Work to do: Find out how many lines of the material contain the string "actividad" and give only that figure.

Provided material:
..............................

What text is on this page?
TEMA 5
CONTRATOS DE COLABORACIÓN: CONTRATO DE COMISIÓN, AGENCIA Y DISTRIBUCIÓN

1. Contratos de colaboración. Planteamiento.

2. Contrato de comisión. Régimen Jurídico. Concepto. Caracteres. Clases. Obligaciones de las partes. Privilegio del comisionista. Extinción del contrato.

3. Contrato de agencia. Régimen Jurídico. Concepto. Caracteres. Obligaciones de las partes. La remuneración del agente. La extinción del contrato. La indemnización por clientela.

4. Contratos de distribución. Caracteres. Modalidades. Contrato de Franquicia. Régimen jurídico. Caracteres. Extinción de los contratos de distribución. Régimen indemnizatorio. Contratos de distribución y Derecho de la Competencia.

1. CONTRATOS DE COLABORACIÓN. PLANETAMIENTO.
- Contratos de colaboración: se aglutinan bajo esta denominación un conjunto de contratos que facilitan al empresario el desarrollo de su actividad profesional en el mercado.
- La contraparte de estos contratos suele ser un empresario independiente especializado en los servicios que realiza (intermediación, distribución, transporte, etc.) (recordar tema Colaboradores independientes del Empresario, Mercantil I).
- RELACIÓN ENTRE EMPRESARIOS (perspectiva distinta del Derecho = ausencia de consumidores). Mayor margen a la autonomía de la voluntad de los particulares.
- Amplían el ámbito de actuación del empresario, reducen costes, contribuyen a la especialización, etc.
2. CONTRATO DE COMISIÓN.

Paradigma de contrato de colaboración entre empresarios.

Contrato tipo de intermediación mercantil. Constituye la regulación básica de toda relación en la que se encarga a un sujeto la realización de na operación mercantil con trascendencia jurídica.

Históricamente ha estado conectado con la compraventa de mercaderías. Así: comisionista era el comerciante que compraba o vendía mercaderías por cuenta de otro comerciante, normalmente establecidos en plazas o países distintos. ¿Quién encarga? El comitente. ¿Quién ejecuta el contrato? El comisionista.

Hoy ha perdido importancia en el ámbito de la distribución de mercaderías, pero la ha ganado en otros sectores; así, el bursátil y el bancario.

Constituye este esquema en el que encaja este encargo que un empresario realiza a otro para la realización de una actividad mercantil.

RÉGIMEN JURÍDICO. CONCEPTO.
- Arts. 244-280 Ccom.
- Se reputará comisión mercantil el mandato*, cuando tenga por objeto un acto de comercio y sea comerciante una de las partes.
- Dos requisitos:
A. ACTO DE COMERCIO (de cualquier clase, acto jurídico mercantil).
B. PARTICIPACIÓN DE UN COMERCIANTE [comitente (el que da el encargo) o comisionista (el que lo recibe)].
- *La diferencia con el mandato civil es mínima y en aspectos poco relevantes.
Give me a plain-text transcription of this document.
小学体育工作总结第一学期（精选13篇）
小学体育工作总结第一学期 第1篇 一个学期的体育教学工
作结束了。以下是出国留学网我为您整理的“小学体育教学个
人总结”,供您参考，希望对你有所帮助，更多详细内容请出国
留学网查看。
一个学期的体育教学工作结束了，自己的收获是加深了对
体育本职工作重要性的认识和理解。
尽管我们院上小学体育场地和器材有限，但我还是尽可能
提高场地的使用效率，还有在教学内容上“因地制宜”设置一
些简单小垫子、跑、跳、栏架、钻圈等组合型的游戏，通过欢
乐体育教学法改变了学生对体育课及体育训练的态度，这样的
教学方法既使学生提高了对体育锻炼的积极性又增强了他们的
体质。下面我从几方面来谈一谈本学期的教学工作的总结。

..............................

Answer: 2